What to do
Report the count of lines below in which the string "JSON" occurs; include nothing else.

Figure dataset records
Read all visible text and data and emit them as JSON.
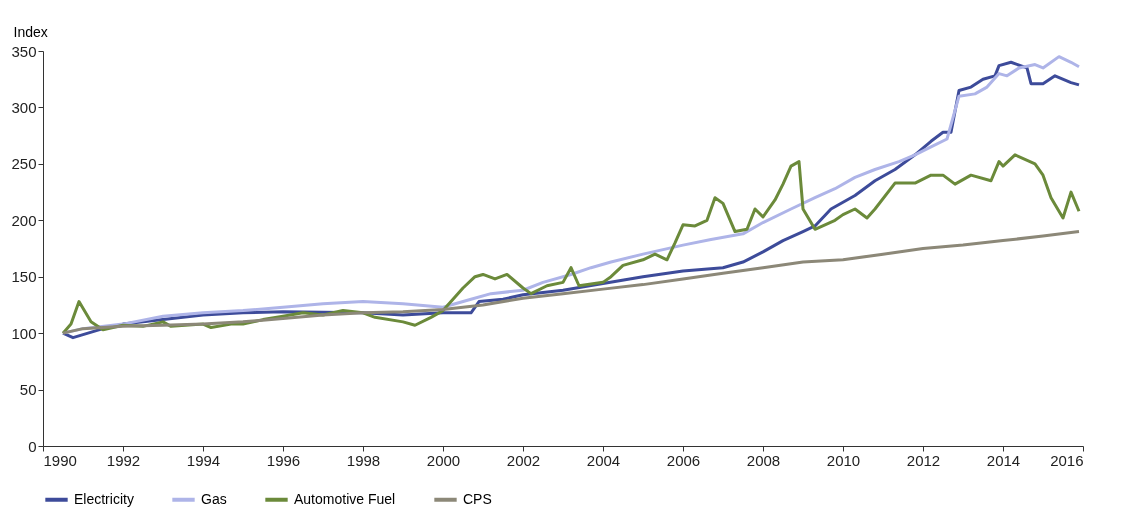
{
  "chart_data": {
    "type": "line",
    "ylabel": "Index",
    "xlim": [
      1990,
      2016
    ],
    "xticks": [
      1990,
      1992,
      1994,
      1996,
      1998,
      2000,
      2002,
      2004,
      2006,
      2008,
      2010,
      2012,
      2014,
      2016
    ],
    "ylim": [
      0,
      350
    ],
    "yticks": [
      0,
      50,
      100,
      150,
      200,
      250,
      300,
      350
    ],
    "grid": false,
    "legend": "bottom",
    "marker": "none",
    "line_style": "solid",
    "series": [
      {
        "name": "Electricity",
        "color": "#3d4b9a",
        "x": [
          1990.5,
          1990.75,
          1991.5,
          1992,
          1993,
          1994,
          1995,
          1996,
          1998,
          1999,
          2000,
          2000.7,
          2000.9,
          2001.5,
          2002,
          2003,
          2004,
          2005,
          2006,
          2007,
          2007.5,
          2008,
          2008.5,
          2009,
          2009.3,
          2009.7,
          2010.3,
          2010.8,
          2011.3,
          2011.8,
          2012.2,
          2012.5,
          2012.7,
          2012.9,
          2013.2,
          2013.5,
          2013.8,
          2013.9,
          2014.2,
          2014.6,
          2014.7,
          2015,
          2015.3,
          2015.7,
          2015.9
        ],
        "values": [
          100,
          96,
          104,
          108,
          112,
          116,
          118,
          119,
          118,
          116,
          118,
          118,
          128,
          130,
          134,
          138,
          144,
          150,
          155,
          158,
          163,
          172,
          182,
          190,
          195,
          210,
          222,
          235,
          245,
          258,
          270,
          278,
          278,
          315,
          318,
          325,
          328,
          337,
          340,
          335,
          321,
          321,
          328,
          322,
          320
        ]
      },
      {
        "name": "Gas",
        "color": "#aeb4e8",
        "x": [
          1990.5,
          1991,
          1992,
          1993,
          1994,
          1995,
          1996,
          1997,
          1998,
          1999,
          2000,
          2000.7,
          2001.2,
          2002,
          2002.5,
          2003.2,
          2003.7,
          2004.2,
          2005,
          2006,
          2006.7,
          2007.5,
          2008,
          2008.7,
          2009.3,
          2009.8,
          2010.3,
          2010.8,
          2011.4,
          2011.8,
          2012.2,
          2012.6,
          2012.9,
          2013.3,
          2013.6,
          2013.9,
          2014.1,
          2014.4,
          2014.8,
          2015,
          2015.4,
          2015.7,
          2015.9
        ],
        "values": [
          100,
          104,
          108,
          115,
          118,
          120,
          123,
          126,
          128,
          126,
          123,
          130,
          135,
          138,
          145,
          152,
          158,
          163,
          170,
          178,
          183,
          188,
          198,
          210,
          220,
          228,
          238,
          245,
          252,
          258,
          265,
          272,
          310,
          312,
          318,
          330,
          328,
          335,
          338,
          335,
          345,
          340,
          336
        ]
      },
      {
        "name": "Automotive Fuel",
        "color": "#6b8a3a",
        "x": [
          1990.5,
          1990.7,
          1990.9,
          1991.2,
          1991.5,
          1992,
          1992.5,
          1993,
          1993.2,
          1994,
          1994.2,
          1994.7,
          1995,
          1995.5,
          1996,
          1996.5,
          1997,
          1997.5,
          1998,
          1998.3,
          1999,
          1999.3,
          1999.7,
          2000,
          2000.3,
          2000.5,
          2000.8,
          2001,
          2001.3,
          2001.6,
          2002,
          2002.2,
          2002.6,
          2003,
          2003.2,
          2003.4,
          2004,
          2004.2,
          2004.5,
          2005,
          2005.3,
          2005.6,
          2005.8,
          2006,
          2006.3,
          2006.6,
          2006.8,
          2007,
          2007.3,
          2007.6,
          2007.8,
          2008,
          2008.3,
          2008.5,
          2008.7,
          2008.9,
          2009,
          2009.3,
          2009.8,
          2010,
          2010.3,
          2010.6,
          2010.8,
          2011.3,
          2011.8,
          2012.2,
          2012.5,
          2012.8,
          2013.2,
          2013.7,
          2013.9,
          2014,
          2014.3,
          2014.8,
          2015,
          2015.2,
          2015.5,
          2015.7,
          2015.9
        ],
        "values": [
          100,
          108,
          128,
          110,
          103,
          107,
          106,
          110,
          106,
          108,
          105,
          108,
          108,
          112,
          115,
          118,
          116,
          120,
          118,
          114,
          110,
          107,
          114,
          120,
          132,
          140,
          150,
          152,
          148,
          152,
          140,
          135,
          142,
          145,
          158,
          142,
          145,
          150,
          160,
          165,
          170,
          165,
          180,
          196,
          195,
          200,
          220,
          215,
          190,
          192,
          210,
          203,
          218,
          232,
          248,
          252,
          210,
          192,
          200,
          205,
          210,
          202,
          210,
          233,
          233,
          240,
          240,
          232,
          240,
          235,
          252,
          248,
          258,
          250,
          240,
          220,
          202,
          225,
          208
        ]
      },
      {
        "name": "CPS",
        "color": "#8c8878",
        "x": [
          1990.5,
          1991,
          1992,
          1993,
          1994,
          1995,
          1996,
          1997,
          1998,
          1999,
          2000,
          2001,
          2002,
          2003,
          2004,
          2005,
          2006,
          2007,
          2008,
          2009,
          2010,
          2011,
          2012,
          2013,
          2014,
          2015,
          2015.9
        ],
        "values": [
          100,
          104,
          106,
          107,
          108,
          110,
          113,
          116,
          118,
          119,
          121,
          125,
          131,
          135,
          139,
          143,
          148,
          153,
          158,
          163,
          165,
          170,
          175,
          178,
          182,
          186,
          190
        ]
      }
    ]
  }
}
---
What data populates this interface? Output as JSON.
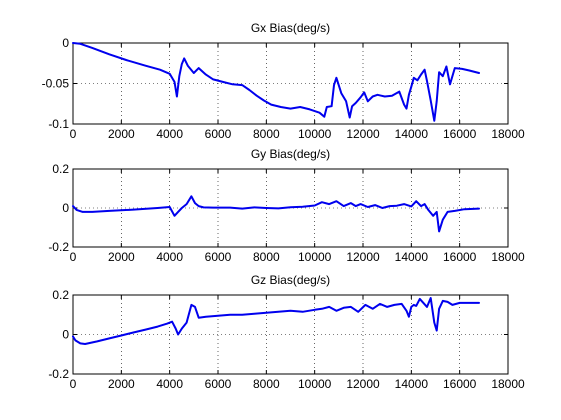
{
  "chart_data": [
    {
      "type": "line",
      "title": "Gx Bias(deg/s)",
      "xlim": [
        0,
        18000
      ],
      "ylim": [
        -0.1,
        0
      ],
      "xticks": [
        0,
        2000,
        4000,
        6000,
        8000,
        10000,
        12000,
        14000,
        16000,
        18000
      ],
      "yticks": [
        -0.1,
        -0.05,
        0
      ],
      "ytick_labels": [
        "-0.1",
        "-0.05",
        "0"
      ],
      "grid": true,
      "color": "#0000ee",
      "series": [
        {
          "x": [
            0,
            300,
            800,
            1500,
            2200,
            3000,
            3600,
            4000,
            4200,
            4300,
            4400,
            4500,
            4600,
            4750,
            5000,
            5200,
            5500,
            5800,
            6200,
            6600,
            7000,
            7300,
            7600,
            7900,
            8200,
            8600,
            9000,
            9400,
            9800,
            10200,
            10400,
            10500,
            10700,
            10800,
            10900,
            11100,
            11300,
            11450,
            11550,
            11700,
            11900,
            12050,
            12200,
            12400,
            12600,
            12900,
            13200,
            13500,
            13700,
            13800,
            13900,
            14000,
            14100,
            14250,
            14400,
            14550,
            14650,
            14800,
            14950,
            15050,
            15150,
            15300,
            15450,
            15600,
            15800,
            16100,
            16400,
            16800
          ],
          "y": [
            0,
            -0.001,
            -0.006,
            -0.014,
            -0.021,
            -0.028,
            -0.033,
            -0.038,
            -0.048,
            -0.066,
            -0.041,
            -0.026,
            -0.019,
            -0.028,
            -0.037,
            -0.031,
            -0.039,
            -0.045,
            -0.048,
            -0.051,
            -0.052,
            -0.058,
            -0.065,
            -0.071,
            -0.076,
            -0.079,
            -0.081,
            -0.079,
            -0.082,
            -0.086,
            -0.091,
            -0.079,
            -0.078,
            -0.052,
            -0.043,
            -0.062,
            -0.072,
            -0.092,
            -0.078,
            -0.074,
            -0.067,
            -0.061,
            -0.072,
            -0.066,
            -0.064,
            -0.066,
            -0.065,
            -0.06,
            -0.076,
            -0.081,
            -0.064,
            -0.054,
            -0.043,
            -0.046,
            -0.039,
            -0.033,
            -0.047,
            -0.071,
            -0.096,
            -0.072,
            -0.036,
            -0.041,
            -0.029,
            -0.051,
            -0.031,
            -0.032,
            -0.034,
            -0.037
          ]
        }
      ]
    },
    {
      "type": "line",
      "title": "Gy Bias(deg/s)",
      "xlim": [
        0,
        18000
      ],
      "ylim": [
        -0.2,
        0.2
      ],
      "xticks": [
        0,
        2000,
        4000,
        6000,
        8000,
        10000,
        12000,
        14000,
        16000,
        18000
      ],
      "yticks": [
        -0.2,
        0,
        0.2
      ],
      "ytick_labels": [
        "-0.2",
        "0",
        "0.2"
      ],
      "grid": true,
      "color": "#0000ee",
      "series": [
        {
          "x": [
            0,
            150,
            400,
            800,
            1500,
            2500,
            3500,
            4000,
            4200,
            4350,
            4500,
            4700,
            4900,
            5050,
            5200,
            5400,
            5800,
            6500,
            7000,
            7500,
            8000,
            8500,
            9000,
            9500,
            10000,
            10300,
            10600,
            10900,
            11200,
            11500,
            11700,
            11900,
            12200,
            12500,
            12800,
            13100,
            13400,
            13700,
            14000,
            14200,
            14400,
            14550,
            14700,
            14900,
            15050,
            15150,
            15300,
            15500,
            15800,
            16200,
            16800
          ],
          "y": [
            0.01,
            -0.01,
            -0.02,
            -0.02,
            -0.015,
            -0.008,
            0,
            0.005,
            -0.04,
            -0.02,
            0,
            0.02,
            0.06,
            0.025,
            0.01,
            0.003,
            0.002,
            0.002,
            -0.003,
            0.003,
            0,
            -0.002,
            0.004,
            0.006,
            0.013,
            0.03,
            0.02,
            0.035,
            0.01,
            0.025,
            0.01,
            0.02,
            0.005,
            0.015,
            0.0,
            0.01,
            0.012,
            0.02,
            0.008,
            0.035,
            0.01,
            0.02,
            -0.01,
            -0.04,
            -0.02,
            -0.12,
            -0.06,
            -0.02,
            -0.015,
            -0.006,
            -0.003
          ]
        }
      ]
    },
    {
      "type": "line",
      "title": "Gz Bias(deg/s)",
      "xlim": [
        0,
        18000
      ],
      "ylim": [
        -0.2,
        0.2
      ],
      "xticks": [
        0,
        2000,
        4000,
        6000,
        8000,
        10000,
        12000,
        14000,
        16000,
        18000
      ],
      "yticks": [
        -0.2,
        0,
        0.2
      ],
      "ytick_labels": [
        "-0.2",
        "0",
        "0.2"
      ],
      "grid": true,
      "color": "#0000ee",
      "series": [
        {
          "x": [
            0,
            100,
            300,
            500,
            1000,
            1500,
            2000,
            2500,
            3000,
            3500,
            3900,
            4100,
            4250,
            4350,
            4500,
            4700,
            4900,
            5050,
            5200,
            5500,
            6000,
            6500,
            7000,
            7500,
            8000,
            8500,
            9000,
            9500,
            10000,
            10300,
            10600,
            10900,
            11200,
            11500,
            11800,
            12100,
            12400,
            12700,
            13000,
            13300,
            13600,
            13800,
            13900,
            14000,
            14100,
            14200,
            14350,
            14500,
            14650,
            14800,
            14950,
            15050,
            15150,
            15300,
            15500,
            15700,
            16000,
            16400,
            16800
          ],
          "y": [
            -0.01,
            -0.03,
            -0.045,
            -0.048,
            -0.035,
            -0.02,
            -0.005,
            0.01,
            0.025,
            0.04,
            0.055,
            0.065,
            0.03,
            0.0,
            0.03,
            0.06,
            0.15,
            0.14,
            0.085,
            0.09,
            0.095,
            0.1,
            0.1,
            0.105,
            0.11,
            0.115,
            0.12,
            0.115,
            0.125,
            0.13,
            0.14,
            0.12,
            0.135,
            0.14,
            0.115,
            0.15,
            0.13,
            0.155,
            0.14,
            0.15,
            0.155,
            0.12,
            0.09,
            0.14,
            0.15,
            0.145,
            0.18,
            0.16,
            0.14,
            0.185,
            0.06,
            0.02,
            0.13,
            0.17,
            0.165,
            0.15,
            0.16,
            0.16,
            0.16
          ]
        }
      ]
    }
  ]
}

Exercise answer
2